[Document transcript data]
_____

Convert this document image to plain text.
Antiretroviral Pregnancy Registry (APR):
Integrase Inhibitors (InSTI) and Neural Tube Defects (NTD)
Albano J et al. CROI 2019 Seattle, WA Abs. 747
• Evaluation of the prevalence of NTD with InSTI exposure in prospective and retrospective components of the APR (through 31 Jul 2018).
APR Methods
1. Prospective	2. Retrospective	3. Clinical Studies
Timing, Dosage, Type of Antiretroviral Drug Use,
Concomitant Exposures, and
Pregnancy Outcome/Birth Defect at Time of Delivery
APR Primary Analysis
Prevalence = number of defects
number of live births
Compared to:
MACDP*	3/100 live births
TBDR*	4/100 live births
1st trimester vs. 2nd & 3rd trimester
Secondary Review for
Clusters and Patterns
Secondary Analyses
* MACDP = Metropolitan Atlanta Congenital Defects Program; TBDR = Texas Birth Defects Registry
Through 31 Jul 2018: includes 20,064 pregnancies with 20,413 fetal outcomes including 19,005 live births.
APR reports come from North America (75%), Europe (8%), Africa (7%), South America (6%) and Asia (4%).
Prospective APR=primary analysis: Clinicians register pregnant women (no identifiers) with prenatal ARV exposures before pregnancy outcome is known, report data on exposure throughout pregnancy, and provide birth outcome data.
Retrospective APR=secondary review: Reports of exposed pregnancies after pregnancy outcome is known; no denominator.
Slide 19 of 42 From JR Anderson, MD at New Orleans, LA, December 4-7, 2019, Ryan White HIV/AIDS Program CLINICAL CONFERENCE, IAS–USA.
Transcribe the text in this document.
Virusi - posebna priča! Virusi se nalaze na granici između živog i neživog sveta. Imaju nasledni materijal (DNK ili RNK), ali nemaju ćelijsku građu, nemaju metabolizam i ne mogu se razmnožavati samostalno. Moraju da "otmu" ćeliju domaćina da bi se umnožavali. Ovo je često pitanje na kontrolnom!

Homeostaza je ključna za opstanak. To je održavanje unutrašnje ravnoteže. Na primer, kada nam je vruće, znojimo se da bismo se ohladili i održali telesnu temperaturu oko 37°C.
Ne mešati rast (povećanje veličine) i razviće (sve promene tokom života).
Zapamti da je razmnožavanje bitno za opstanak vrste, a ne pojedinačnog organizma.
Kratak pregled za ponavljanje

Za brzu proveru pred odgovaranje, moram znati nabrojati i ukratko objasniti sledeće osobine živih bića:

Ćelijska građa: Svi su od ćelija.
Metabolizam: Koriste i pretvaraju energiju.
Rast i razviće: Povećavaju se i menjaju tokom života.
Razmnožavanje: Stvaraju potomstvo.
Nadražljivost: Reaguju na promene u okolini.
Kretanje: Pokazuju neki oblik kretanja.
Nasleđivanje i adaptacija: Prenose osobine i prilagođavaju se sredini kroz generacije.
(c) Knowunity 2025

_____

* Your task
Above are some records; copy each line there that contains "MACDP".

* Exercise response
MACDP*	3/100 live births
* MACDP = Metropolitan Atlanta Congenital Defects Program; TBDR = Texas Birth Defects Registry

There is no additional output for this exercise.